EXERCISE INSTRUCTIONS: Copy the records character for character, starting at the line containing "For every button, label, input, icon, or" and ending at the line containing "add-process-button[interactable]: Add Process", including both of those lines.

>> Begin EXTRACTED DATA

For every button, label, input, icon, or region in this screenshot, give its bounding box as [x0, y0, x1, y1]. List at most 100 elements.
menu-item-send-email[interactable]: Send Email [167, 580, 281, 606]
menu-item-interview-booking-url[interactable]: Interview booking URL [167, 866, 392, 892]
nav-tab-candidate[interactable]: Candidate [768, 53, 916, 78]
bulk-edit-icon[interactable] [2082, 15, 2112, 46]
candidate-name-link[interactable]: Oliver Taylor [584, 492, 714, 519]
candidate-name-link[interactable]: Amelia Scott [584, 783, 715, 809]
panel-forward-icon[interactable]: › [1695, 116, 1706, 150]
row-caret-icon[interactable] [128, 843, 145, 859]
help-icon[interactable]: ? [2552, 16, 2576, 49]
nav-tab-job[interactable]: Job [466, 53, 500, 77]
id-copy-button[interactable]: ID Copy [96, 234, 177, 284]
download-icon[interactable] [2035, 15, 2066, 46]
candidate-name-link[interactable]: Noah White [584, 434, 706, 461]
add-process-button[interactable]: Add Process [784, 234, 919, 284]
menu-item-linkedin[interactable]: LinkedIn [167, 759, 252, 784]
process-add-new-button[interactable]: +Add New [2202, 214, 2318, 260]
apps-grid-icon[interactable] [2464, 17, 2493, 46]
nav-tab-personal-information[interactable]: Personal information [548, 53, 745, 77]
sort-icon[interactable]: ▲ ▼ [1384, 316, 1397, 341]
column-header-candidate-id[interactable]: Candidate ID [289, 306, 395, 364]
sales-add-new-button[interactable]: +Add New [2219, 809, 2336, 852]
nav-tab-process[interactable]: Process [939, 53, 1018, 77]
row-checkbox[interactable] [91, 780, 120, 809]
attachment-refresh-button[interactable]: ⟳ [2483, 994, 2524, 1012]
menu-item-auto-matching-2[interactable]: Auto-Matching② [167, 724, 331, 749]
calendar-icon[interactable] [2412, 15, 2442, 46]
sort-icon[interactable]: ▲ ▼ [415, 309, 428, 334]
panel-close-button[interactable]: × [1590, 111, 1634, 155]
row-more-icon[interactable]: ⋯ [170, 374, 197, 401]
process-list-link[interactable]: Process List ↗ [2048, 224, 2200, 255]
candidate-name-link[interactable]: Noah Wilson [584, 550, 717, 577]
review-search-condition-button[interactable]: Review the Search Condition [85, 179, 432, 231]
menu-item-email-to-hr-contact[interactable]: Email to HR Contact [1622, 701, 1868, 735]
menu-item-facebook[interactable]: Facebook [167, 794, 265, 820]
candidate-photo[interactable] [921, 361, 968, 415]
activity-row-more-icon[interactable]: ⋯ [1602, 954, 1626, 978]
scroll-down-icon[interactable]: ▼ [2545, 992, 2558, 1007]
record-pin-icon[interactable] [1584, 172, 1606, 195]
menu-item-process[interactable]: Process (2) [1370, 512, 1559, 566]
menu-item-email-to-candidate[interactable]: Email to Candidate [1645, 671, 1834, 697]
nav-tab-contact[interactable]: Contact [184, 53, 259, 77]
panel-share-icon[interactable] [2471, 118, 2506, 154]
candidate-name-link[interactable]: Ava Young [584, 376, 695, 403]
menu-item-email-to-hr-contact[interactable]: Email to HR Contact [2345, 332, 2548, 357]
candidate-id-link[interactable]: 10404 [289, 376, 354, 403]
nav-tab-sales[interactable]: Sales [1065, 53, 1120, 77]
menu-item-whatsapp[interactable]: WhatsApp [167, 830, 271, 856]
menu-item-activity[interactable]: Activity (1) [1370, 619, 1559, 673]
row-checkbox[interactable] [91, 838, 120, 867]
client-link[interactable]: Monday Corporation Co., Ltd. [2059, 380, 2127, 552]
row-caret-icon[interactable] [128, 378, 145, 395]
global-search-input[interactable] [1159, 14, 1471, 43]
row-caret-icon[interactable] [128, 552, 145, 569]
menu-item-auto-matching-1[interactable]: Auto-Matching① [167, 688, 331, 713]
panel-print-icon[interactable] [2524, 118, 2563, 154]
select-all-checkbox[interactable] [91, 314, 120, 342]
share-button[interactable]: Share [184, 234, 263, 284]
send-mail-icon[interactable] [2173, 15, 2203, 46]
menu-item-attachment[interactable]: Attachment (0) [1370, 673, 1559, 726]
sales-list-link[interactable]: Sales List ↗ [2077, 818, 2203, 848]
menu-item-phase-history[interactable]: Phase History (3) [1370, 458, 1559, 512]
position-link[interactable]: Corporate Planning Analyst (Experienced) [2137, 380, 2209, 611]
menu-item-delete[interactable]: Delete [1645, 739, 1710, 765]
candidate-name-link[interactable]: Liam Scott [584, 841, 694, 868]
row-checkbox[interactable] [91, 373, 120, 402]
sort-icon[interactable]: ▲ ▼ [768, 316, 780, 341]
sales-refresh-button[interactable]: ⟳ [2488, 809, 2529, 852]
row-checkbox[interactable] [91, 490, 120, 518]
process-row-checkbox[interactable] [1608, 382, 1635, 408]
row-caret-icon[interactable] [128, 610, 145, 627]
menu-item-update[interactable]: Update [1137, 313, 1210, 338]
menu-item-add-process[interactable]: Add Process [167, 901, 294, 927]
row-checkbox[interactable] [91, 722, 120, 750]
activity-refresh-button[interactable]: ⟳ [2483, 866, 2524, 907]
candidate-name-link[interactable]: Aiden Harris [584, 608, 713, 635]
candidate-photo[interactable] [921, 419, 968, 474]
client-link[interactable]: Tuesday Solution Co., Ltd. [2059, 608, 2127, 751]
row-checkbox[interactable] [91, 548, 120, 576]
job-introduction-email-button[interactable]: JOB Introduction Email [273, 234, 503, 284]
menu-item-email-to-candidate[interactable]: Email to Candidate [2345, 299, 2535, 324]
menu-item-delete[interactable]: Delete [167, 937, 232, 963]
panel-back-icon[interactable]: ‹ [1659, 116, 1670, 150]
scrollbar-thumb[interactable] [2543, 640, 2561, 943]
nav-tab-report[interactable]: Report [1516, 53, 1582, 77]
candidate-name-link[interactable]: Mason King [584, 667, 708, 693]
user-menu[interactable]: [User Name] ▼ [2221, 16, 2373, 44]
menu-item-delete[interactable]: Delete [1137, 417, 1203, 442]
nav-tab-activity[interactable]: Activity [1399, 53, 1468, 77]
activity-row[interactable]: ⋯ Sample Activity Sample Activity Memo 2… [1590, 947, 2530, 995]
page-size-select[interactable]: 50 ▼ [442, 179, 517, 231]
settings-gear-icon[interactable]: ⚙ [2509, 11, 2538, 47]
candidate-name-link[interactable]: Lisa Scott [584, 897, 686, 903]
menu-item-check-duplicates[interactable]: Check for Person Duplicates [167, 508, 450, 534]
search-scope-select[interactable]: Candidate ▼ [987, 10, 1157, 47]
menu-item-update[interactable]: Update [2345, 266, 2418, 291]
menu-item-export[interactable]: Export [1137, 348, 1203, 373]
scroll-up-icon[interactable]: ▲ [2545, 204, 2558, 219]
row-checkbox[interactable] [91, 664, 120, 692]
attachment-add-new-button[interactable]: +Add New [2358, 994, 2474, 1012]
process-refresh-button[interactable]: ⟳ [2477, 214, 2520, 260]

>> End EXTRACTED DATA
>> Begin EXTRACTED DATA

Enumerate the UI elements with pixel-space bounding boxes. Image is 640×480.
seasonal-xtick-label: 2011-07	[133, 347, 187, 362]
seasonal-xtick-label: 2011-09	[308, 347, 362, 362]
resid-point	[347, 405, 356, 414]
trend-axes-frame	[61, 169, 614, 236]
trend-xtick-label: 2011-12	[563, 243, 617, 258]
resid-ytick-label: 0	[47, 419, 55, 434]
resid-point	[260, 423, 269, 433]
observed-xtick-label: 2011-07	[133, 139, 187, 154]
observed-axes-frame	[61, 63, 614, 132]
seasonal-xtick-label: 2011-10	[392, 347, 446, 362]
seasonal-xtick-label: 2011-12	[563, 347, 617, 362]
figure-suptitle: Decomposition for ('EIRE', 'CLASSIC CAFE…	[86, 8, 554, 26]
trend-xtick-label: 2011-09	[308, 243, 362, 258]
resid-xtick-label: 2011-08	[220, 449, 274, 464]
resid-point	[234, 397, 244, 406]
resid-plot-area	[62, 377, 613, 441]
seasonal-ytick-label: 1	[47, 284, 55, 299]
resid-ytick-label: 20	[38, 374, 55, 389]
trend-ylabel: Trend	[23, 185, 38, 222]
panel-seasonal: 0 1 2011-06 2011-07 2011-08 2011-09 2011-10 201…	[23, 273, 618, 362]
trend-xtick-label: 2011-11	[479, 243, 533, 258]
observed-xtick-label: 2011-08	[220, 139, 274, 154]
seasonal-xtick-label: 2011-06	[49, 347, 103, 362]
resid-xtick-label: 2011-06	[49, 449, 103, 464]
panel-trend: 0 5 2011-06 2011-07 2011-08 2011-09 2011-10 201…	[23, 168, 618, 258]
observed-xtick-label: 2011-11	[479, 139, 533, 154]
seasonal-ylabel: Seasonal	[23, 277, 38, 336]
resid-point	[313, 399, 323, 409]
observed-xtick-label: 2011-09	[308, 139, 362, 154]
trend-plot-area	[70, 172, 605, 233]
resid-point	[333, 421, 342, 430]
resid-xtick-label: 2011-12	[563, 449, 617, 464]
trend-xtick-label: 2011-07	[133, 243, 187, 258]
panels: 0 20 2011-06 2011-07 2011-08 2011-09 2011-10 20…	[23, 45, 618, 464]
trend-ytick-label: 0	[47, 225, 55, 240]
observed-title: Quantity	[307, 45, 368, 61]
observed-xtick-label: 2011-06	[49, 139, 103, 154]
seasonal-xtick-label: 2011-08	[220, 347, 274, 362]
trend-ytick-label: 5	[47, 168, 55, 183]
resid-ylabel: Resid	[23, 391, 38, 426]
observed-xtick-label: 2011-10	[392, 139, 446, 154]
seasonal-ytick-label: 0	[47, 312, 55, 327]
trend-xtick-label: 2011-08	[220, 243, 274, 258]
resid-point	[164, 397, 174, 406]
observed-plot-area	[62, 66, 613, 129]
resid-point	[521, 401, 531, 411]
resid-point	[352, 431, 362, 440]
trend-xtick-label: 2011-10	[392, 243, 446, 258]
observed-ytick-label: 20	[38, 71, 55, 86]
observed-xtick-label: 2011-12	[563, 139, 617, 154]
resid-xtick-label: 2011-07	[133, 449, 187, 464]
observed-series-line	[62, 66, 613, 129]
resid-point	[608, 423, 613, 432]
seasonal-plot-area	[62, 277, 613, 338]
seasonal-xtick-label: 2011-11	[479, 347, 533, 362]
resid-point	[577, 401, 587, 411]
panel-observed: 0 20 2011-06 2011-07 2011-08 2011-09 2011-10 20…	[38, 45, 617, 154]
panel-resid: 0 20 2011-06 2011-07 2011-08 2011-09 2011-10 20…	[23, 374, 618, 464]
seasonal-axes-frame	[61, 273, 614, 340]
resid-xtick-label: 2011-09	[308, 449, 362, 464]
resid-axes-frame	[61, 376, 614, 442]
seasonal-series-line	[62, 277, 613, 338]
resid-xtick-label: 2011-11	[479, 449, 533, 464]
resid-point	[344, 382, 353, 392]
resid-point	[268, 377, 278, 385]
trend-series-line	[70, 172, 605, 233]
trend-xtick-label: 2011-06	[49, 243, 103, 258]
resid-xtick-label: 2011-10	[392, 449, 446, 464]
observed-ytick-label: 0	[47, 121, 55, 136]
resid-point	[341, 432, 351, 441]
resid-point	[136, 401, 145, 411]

>> End EXTRACTED DATA

FINAL RESULT:
For every button, label, input, icon, or region in this screenshot, give its bounding box as [x0, y0, x1, y1]. List at most 100 elements.
menu-item-send-email[interactable]: Send Email [167, 580, 281, 606]
menu-item-interview-booking-url[interactable]: Interview booking URL [167, 866, 392, 892]
nav-tab-candidate[interactable]: Candidate [768, 53, 916, 78]
bulk-edit-icon[interactable] [2082, 15, 2112, 46]
candidate-name-link[interactable]: Oliver Taylor [584, 492, 714, 519]
candidate-name-link[interactable]: Amelia Scott [584, 783, 715, 809]
panel-forward-icon[interactable]: › [1695, 116, 1706, 150]
row-caret-icon[interactable] [128, 843, 145, 859]
help-icon[interactable]: ? [2552, 16, 2576, 49]
nav-tab-job[interactable]: Job [466, 53, 500, 77]
id-copy-button[interactable]: ID Copy [96, 234, 177, 284]
download-icon[interactable] [2035, 15, 2066, 46]
candidate-name-link[interactable]: Noah White [584, 434, 706, 461]
add-process-button[interactable]: Add Process [784, 234, 919, 284]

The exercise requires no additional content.